** START Data **

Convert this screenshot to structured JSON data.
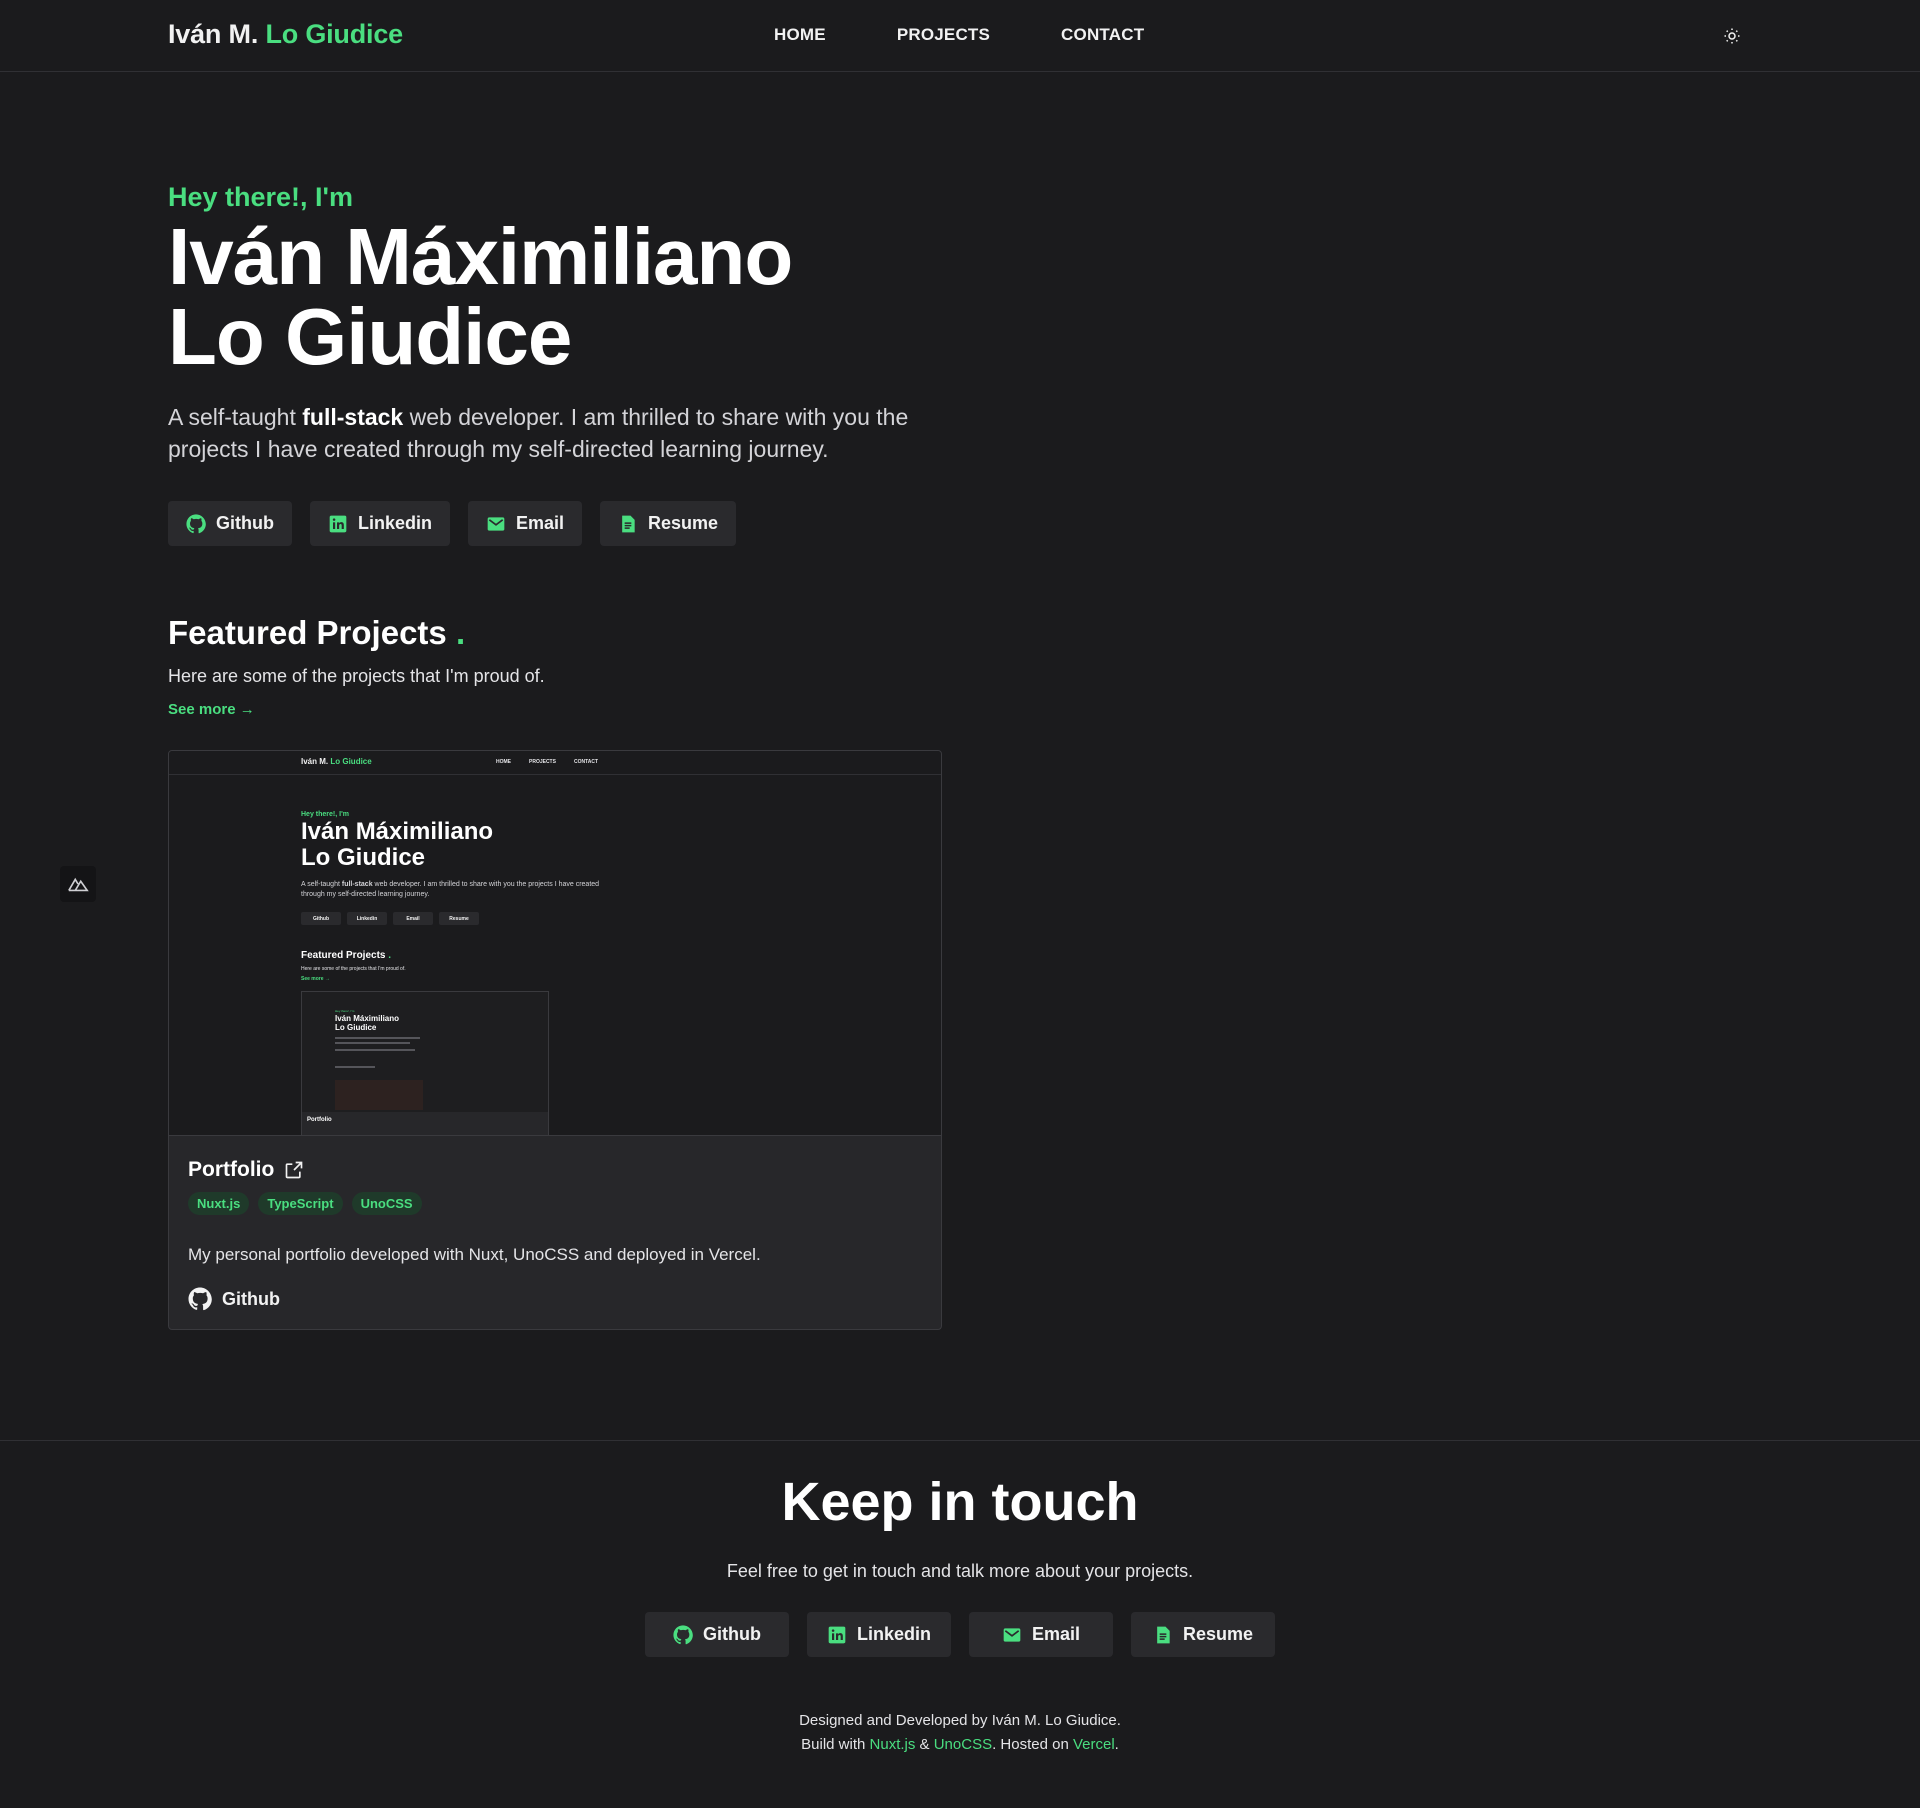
{
  "colors": {
    "background": "#1b1b1d",
    "accent": "#4ade80",
    "card": "#27272a",
    "button": "#2a2a2d"
  },
  "nav": {
    "brand_first": "Iván M.",
    "brand_last": "Lo Giudice",
    "links": [
      "HOME",
      "PROJECTS",
      "CONTACT"
    ],
    "theme_icon": "sun-icon"
  },
  "hero": {
    "greeting": "Hey there!, I'm",
    "name_line1": "Iván Máximiliano",
    "name_line2": "Lo Giudice",
    "desc_before": "A self-taught ",
    "desc_strong": "full-stack",
    "desc_after": " web developer. I am thrilled to share with you the projects I have created through my self-directed learning journey.",
    "buttons": [
      {
        "label": "Github",
        "icon": "github-icon"
      },
      {
        "label": "Linkedin",
        "icon": "linkedin-icon"
      },
      {
        "label": "Email",
        "icon": "email-icon"
      },
      {
        "label": "Resume",
        "icon": "resume-icon"
      }
    ]
  },
  "featured": {
    "title": "Featured Projects",
    "dot": ".",
    "subtitle": "Here are some of the projects that I'm proud of.",
    "see_more": "See more →",
    "project": {
      "title": "Portfolio",
      "tags": [
        "Nuxt.js",
        "TypeScript",
        "UnoCSS"
      ],
      "description": "My personal portfolio developed with Nuxt, UnoCSS and deployed in Vercel.",
      "github_label": "Github"
    }
  },
  "contact": {
    "title": "Keep in touch",
    "subtitle": "Feel free to get in touch and talk more about your projects.",
    "buttons": [
      {
        "label": "Github",
        "icon": "github-icon"
      },
      {
        "label": "Linkedin",
        "icon": "linkedin-icon"
      },
      {
        "label": "Email",
        "icon": "email-icon"
      },
      {
        "label": "Resume",
        "icon": "resume-icon"
      }
    ]
  },
  "credits": {
    "line1": "Designed and Developed by Iván M. Lo Giudice.",
    "build_with": "Build with ",
    "nuxt": "Nuxt.js",
    "amp": " & ",
    "unocss": "UnoCSS",
    "hosted_on": ". Hosted on ",
    "vercel": "Vercel",
    "end": "."
  }
}
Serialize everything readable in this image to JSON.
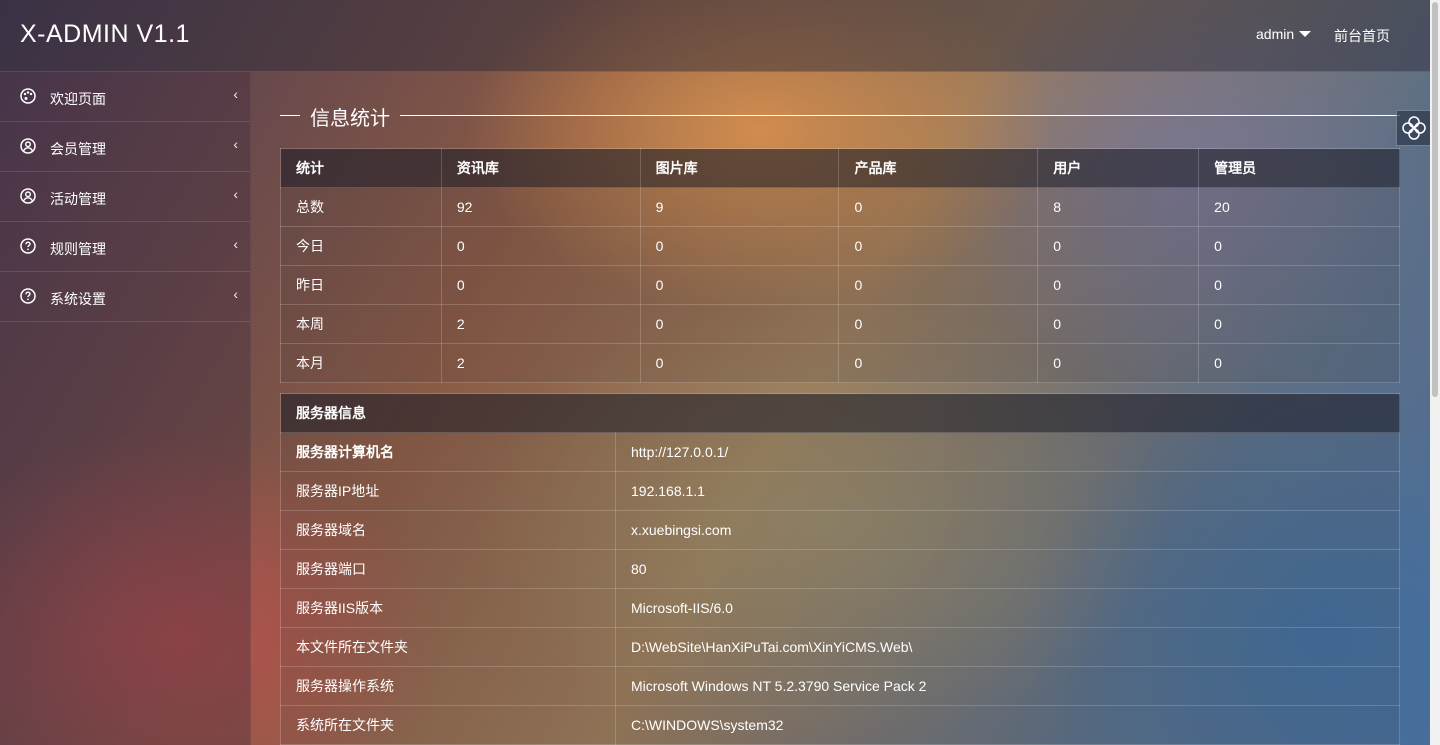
{
  "header": {
    "logo": "X-ADMIN V1.1",
    "user": "admin",
    "front_link": "前台首页"
  },
  "sidebar": {
    "items": [
      {
        "label": "欢迎页面",
        "icon": "palette-icon"
      },
      {
        "label": "会员管理",
        "icon": "user-circle-icon"
      },
      {
        "label": "活动管理",
        "icon": "user-circle-icon"
      },
      {
        "label": "规则管理",
        "icon": "question-circle-icon"
      },
      {
        "label": "系统设置",
        "icon": "question-circle-icon"
      }
    ],
    "chevron": "‹"
  },
  "main": {
    "section_title": "信息统计",
    "stats": {
      "headers": [
        "统计",
        "资讯库",
        "图片库",
        "产品库",
        "用户",
        "管理员"
      ],
      "rows": [
        [
          "总数",
          "92",
          "9",
          "0",
          "8",
          "20"
        ],
        [
          "今日",
          "0",
          "0",
          "0",
          "0",
          "0"
        ],
        [
          "昨日",
          "0",
          "0",
          "0",
          "0",
          "0"
        ],
        [
          "本周",
          "2",
          "0",
          "0",
          "0",
          "0"
        ],
        [
          "本月",
          "2",
          "0",
          "0",
          "0",
          "0"
        ]
      ]
    },
    "server": {
      "title": "服务器信息",
      "rows": [
        [
          "服务器计算机名",
          "http://127.0.0.1/"
        ],
        [
          "服务器IP地址",
          "192.168.1.1"
        ],
        [
          "服务器域名",
          "x.xuebingsi.com"
        ],
        [
          "服务器端口",
          "80"
        ],
        [
          "服务器IIS版本",
          "Microsoft-IIS/6.0"
        ],
        [
          "本文件所在文件夹",
          "D:\\WebSite\\HanXiPuTai.com\\XinYiCMS.Web\\"
        ],
        [
          "服务器操作系统",
          "Microsoft Windows NT 5.2.3790 Service Pack 2"
        ],
        [
          "系统所在文件夹",
          "C:\\WINDOWS\\system32"
        ]
      ]
    }
  },
  "colors": {
    "header_bg": "#3a3a4a",
    "text": "#ffffff"
  }
}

** END Data **

# Written instruction:
Print the entries above exactly, taking out only the pictures.

# Full answer:
Convert this screenshot to structured JSON data.
{
  "colors": {
    "background": "#1b1b1d",
    "accent": "#4ade80",
    "card": "#27272a",
    "button": "#2a2a2d"
  },
  "nav": {
    "brand_first": "Iván M.",
    "brand_last": "Lo Giudice",
    "links": [
      "HOME",
      "PROJECTS",
      "CONTACT"
    ],
    "theme_icon": "sun-icon"
  },
  "hero": {
    "greeting": "Hey there!, I'm",
    "name_line1": "Iván Máximiliano",
    "name_line2": "Lo Giudice",
    "desc_before": "A self-taught ",
    "desc_strong": "full-stack",
    "desc_after": " web developer. I am thrilled to share with you the projects I have created through my self-directed learning journey.",
    "buttons": [
      {
        "label": "Github",
        "icon": "github-icon"
      },
      {
        "label": "Linkedin",
        "icon": "linkedin-icon"
      },
      {
        "label": "Email",
        "icon": "email-icon"
      },
      {
        "label": "Resume",
        "icon": "resume-icon"
      }
    ]
  },
  "featured": {
    "title": "Featured Projects",
    "dot": ".",
    "subtitle": "Here are some of the projects that I'm proud of.",
    "see_more": "See more →",
    "project": {
      "title": "Portfolio",
      "tags": [
        "Nuxt.js",
        "TypeScript",
        "UnoCSS"
      ],
      "description": "My personal portfolio developed with Nuxt, UnoCSS and deployed in Vercel.",
      "github_label": "Github"
    }
  },
  "contact": {
    "title": "Keep in touch",
    "subtitle": "Feel free to get in touch and talk more about your projects.",
    "buttons": [
      {
        "label": "Github",
        "icon": "github-icon"
      },
      {
        "label": "Linkedin",
        "icon": "linkedin-icon"
      },
      {
        "label": "Email",
        "icon": "email-icon"
      },
      {
        "label": "Resume",
        "icon": "resume-icon"
      }
    ]
  },
  "credits": {
    "line1": "Designed and Developed by Iván M. Lo Giudice.",
    "build_with": "Build with ",
    "nuxt": "Nuxt.js",
    "amp": " & ",
    "unocss": "UnoCSS",
    "hosted_on": ". Hosted on ",
    "vercel": "Vercel",
    "end": "."
  }
}
Serialize everything readable in this image to JSON.
{
  "header": {
    "logo": "X-ADMIN V1.1",
    "user": "admin",
    "front_link": "前台首页"
  },
  "sidebar": {
    "items": [
      {
        "label": "欢迎页面",
        "icon": "palette-icon"
      },
      {
        "label": "会员管理",
        "icon": "user-circle-icon"
      },
      {
        "label": "活动管理",
        "icon": "user-circle-icon"
      },
      {
        "label": "规则管理",
        "icon": "question-circle-icon"
      },
      {
        "label": "系统设置",
        "icon": "question-circle-icon"
      }
    ],
    "chevron": "‹"
  },
  "main": {
    "section_title": "信息统计",
    "stats": {
      "headers": [
        "统计",
        "资讯库",
        "图片库",
        "产品库",
        "用户",
        "管理员"
      ],
      "rows": [
        [
          "总数",
          "92",
          "9",
          "0",
          "8",
          "20"
        ],
        [
          "今日",
          "0",
          "0",
          "0",
          "0",
          "0"
        ],
        [
          "昨日",
          "0",
          "0",
          "0",
          "0",
          "0"
        ],
        [
          "本周",
          "2",
          "0",
          "0",
          "0",
          "0"
        ],
        [
          "本月",
          "2",
          "0",
          "0",
          "0",
          "0"
        ]
      ]
    },
    "server": {
      "title": "服务器信息",
      "rows": [
        [
          "服务器计算机名",
          "http://127.0.0.1/"
        ],
        [
          "服务器IP地址",
          "192.168.1.1"
        ],
        [
          "服务器域名",
          "x.xuebingsi.com"
        ],
        [
          "服务器端口",
          "80"
        ],
        [
          "服务器IIS版本",
          "Microsoft-IIS/6.0"
        ],
        [
          "本文件所在文件夹",
          "D:\\WebSite\\HanXiPuTai.com\\XinYiCMS.Web\\"
        ],
        [
          "服务器操作系统",
          "Microsoft Windows NT 5.2.3790 Service Pack 2"
        ],
        [
          "系统所在文件夹",
          "C:\\WINDOWS\\system32"
        ]
      ]
    }
  },
  "colors": {
    "header_bg": "#3a3a4a",
    "text": "#ffffff"
  }
}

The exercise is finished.